▸ GIVEN DATA:

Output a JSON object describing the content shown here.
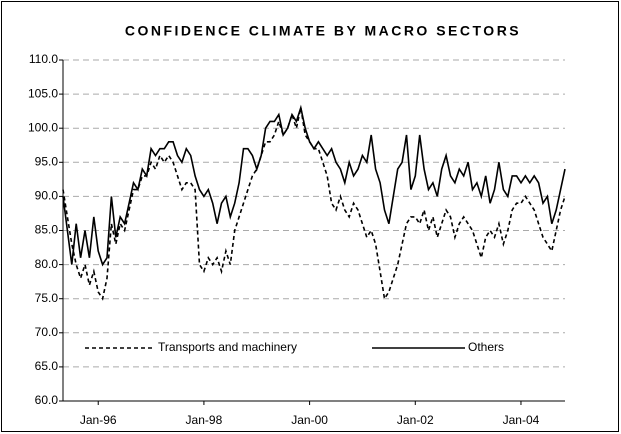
{
  "chart_data": {
    "type": "line",
    "title": "CONFIDENCE CLIMATE BY MACRO SECTORS",
    "categories": [
      null,
      null,
      null,
      null,
      null,
      null,
      null,
      null,
      "Jan-96",
      null,
      null,
      null,
      null,
      null,
      null,
      null,
      null,
      null,
      null,
      null,
      null,
      null,
      null,
      null,
      null,
      null,
      null,
      null,
      null,
      null,
      null,
      null,
      "Jan-98",
      null,
      null,
      null,
      null,
      null,
      null,
      null,
      null,
      null,
      null,
      null,
      null,
      null,
      null,
      null,
      null,
      null,
      null,
      null,
      null,
      null,
      null,
      null,
      "Jan-00",
      null,
      null,
      null,
      null,
      null,
      null,
      null,
      null,
      null,
      null,
      null,
      null,
      null,
      null,
      null,
      null,
      null,
      null,
      null,
      null,
      null,
      null,
      null,
      "Jan-02",
      null,
      null,
      null,
      null,
      null,
      null,
      null,
      null,
      null,
      null,
      null,
      null,
      null,
      null,
      null,
      null,
      null,
      null,
      null,
      null,
      null,
      null,
      null,
      "Jan-04",
      null,
      null,
      null,
      null,
      null,
      null,
      null,
      null,
      null,
      null
    ],
    "series": [
      {
        "name": "Transports and machinery",
        "color": "#000000",
        "style": "dashed",
        "values": [
          91,
          87,
          83,
          80,
          78,
          80,
          77,
          79,
          76,
          75,
          78,
          86,
          83,
          86,
          85,
          88,
          91,
          91,
          93,
          93,
          95,
          94,
          96,
          95,
          96,
          95,
          93,
          91,
          92,
          92,
          91,
          80,
          79,
          81,
          80,
          81,
          79,
          82,
          80,
          85,
          87,
          89,
          91,
          93,
          94,
          96,
          98,
          98,
          99,
          101,
          99,
          100,
          102,
          100,
          103,
          99,
          98,
          97,
          97,
          95,
          93,
          89,
          88,
          90,
          88,
          87,
          89,
          88,
          86,
          84,
          85,
          83,
          79,
          75,
          76,
          78,
          80,
          83,
          86,
          87,
          87,
          86,
          88,
          85,
          87,
          84,
          86,
          88,
          87,
          84,
          86,
          87,
          86,
          85,
          83,
          81,
          84,
          85,
          84,
          86,
          83,
          85,
          88,
          89,
          89,
          90,
          89,
          88,
          86,
          84,
          83,
          82,
          85,
          88,
          90
        ]
      },
      {
        "name": "Others",
        "color": "#000000",
        "style": "solid",
        "values": [
          90,
          85,
          80,
          86,
          81,
          85,
          81,
          87,
          82,
          80,
          81,
          90,
          84,
          87,
          86,
          89,
          92,
          91,
          94,
          93,
          97,
          96,
          97,
          97,
          98,
          98,
          96,
          95,
          97,
          96,
          93,
          91,
          90,
          91,
          89,
          86,
          89,
          90,
          87,
          89,
          92,
          97,
          97,
          96,
          94,
          96,
          100,
          101,
          101,
          102,
          99,
          100,
          102,
          101,
          103,
          100,
          98,
          97,
          98,
          97,
          96,
          97,
          95,
          94,
          92,
          95,
          93,
          94,
          96,
          95,
          99,
          94,
          92,
          88,
          86,
          90,
          94,
          95,
          99,
          91,
          93,
          99,
          94,
          91,
          92,
          90,
          94,
          96,
          93,
          92,
          94,
          93,
          95,
          91,
          92,
          90,
          93,
          89,
          91,
          95,
          91,
          90,
          93,
          93,
          92,
          93,
          92,
          93,
          92,
          89,
          90,
          86,
          88,
          91,
          94
        ]
      }
    ],
    "ylim": [
      60,
      110
    ],
    "yticks": [
      {
        "value": 60,
        "label": "60.0"
      },
      {
        "value": 65,
        "label": "65.0"
      },
      {
        "value": 70,
        "label": "70.0"
      },
      {
        "value": 75,
        "label": "75.0"
      },
      {
        "value": 80,
        "label": "80.0"
      },
      {
        "value": 85,
        "label": "85.0"
      },
      {
        "value": 90,
        "label": "90.0"
      },
      {
        "value": 95,
        "label": "95.0"
      },
      {
        "value": 100,
        "label": "100.0"
      },
      {
        "value": 105,
        "label": "105.0"
      },
      {
        "value": 110,
        "label": "110.0"
      }
    ],
    "grid": true,
    "legend": "bottom"
  }
}
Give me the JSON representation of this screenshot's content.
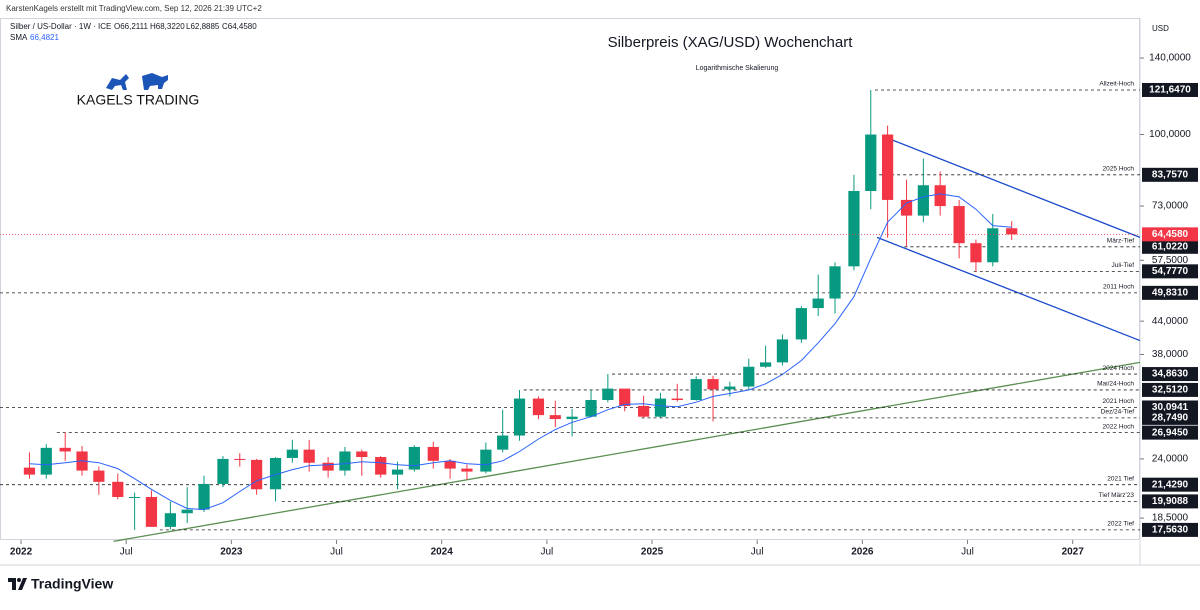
{
  "chart_data": {
    "type": "candlestick",
    "title": "Silberpreis (XAG/USD) Wochenchart",
    "subtitle": "Logarithmische Skalierung",
    "attribution": "KarstenKagels erstellt mit TradingView.com, Sep 12, 2026 21:39 UTC+2",
    "symbol": "Silber / US-Dollar · 1W · ICE",
    "ohlc_labels": [
      "O66,2111",
      "H68,3220",
      "L62,8885",
      "C64,4580"
    ],
    "currency": "USD",
    "brand": "KAGELS TRADING",
    "footer": "TradingView",
    "log_scale": true,
    "up_color": "#089981",
    "down_color": "#f23645",
    "xlim": [
      2021.9,
      2027.32
    ],
    "ylim": [
      16.8,
      152.9
    ],
    "xticks": [
      {
        "value": 2022,
        "label": "2022"
      },
      {
        "value": 2022.5,
        "label": "Jul"
      },
      {
        "value": 2023,
        "label": "2023"
      },
      {
        "value": 2023.5,
        "label": "Jul"
      },
      {
        "value": 2024,
        "label": "2024"
      },
      {
        "value": 2024.5,
        "label": "Jul"
      },
      {
        "value": 2025,
        "label": "2025"
      },
      {
        "value": 2025.5,
        "label": "Jul"
      },
      {
        "value": 2026,
        "label": "2026"
      },
      {
        "value": 2026.5,
        "label": "Jul"
      },
      {
        "value": 2027,
        "label": "2027"
      }
    ],
    "yticks": [
      {
        "value": 140,
        "label": "140,0000"
      },
      {
        "value": 100,
        "label": "100,0000"
      },
      {
        "value": 73,
        "label": "73,0000"
      },
      {
        "value": 57.5,
        "label": "57,5000"
      },
      {
        "value": 44,
        "label": "44,0000"
      },
      {
        "value": 38,
        "label": "38,0000"
      },
      {
        "value": 24,
        "label": "24,0000"
      },
      {
        "value": 18.5,
        "label": "18,5000"
      }
    ],
    "x": [
      2022.04,
      2022.12,
      2022.21,
      2022.29,
      2022.37,
      2022.46,
      2022.54,
      2022.62,
      2022.71,
      2022.79,
      2022.87,
      2022.96,
      2023.04,
      2023.12,
      2023.21,
      2023.29,
      2023.37,
      2023.46,
      2023.54,
      2023.62,
      2023.71,
      2023.79,
      2023.87,
      2023.96,
      2024.04,
      2024.12,
      2024.21,
      2024.29,
      2024.37,
      2024.46,
      2024.54,
      2024.62,
      2024.71,
      2024.79,
      2024.87,
      2024.96,
      2025.04,
      2025.12,
      2025.21,
      2025.29,
      2025.37,
      2025.46,
      2025.54,
      2025.62,
      2025.71,
      2025.79,
      2025.87,
      2025.96,
      2026.04,
      2026.12,
      2026.21,
      2026.29,
      2026.37,
      2026.46,
      2026.54,
      2026.62,
      2026.71
    ],
    "open": [
      23.1,
      22.4,
      25.2,
      24.8,
      22.8,
      21.7,
      20.3,
      20.3,
      17.8,
      18.9,
      19.2,
      21.5,
      24.0,
      23.9,
      21.0,
      24.1,
      25.0,
      23.6,
      22.8,
      24.8,
      24.2,
      22.4,
      22.9,
      25.3,
      23.8,
      23.0,
      22.7,
      25.0,
      26.6,
      31.3,
      29.1,
      28.6,
      28.9,
      31.1,
      32.7,
      30.3,
      28.9,
      31.3,
      31.1,
      34.1,
      32.6,
      33.0,
      36.0,
      36.7,
      40.6,
      46.6,
      48.6,
      56.0,
      78,
      100,
      75,
      70,
      80,
      73,
      62,
      57,
      66.2111
    ],
    "high": [
      24.7,
      25.6,
      26.945,
      25.4,
      23.2,
      22.5,
      20.7,
      20.9,
      19.9,
      21.2,
      22.3,
      24.3,
      24.6,
      24.0,
      24.2,
      26.1,
      26.1,
      24.2,
      25.3,
      25.0,
      24.3,
      23.7,
      25.5,
      25.9,
      24.0,
      23.4,
      25.8,
      29.8,
      32.5,
      31.6,
      31.0,
      29.9,
      32.5,
      34.863,
      32.2,
      31.7,
      32.1,
      33.4,
      34.5,
      34.6,
      33.7,
      37.3,
      39.5,
      41.5,
      47.0,
      54.0,
      57.0,
      83.757,
      121.647,
      104,
      82,
      90,
      85,
      75,
      63,
      70.5,
      68.322
    ],
    "low": [
      22.0,
      22.0,
      23.8,
      22.3,
      20.5,
      20.1,
      17.563,
      17.8,
      17.6,
      18.1,
      19.0,
      21.2,
      23.2,
      20.5,
      19.9088,
      23.6,
      22.7,
      22.1,
      22.3,
      22.3,
      22.1,
      21.0,
      22.7,
      23.0,
      22.0,
      21.9,
      22.5,
      24.7,
      26.0,
      28.6,
      27.6,
      26.5,
      28.8,
      30.8,
      29.6,
      28.749,
      28.8,
      30.9,
      31.0,
      28.3,
      31.6,
      32.5,
      35.8,
      36.2,
      40.0,
      45.0,
      45.5,
      55.0,
      72,
      63.5,
      61.022,
      68,
      70,
      58,
      54.777,
      56,
      62.8885
    ],
    "close": [
      22.4,
      25.2,
      24.8,
      22.8,
      21.7,
      20.3,
      20.3,
      17.8,
      18.9,
      19.2,
      21.5,
      24.0,
      23.9,
      21.0,
      24.1,
      25.0,
      23.6,
      22.8,
      24.8,
      24.2,
      22.4,
      22.9,
      25.3,
      23.8,
      23.0,
      22.7,
      25.0,
      26.6,
      31.3,
      29.1,
      28.6,
      28.9,
      31.1,
      32.7,
      30.3,
      28.9,
      31.3,
      31.1,
      34.1,
      32.6,
      33.0,
      36.0,
      36.7,
      40.6,
      46.6,
      48.6,
      56.0,
      78,
      100,
      75,
      70,
      80,
      73,
      62,
      57,
      66.2,
      64.458
    ],
    "sma": {
      "name": "SMA",
      "value_label": "66,4821",
      "color": "#2962ff",
      "values": [
        23.5,
        23.4,
        23.6,
        23.8,
        23.6,
        23.0,
        22.0,
        21.0,
        20.0,
        19.3,
        19.2,
        19.8,
        20.8,
        21.8,
        22.4,
        22.9,
        23.3,
        23.4,
        23.5,
        23.7,
        23.6,
        23.4,
        23.3,
        23.6,
        23.8,
        23.5,
        23.4,
        23.8,
        24.8,
        26.2,
        27.3,
        28.2,
        28.9,
        29.8,
        30.5,
        30.6,
        30.3,
        30.2,
        30.8,
        31.6,
        32.0,
        32.5,
        33.4,
        34.8,
        37.0,
        40.0,
        43.5,
        49,
        58,
        68,
        74,
        76,
        77,
        76,
        72,
        67,
        66.4821
      ]
    },
    "last_price": {
      "value": 64.458,
      "label": "64,4580",
      "color": "#f23645"
    },
    "levels": [
      {
        "value": 121.647,
        "label": "121,6470",
        "note": "Allzeit-Hoch",
        "start": 2026.06
      },
      {
        "value": 83.757,
        "label": "83,7570",
        "note": "2025 Hoch",
        "start": 2026.08
      },
      {
        "value": 61.022,
        "label": "61,0220",
        "note": "März-Tief",
        "start": 2026.2
      },
      {
        "value": 54.777,
        "label": "54,7770",
        "note": "Juli-Tief",
        "start": 2026.53
      },
      {
        "value": 49.831,
        "label": "49,8310",
        "note": "2011 Hoch",
        "start": 2021.9
      },
      {
        "value": 34.863,
        "label": "34,8630",
        "note": "2024 Hoch",
        "start": 2024.81
      },
      {
        "value": 32.512,
        "label": "32,5120",
        "note": "Mai/24-Hoch",
        "start": 2024.39
      },
      {
        "value": 30.0941,
        "label": "30,0941",
        "note": "2021 Hoch",
        "start": 2021.9
      },
      {
        "value": 28.749,
        "label": "28,7490",
        "note": "Dez/24-Tief",
        "start": 2024.95
      },
      {
        "value": 26.945,
        "label": "26,9450",
        "note": "2022 Hoch",
        "start": 2022.17
      },
      {
        "value": 21.429,
        "label": "21,4290",
        "note": "2021 Tief",
        "start": 2021.9
      },
      {
        "value": 19.9088,
        "label": "19,9088",
        "note": "Tief März'23",
        "start": 2023.24
      },
      {
        "value": 17.563,
        "label": "17,5630",
        "note": "2022 Tief",
        "start": 2022.66
      }
    ],
    "trendlines": [
      {
        "x": [
          2026.12,
          2027.32
        ],
        "y": [
          98.4,
          63.6
        ],
        "color": "#1848cc"
      },
      {
        "x": [
          2026.07,
          2027.32
        ],
        "y": [
          63.6,
          40.4
        ],
        "color": "#1848cc"
      },
      {
        "x": [
          2022.44,
          2027.32
        ],
        "y": [
          16.7,
          36.7
        ],
        "color": "#5b8f52"
      }
    ]
  }
}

▸ THE REQUEST: Scan the records for the string "name". Copy each line in which it appears.

▸ WRITTEN SOLUTION:
        "name": "Transports and machinery",
        "name": "Others",
      "name": "SMA",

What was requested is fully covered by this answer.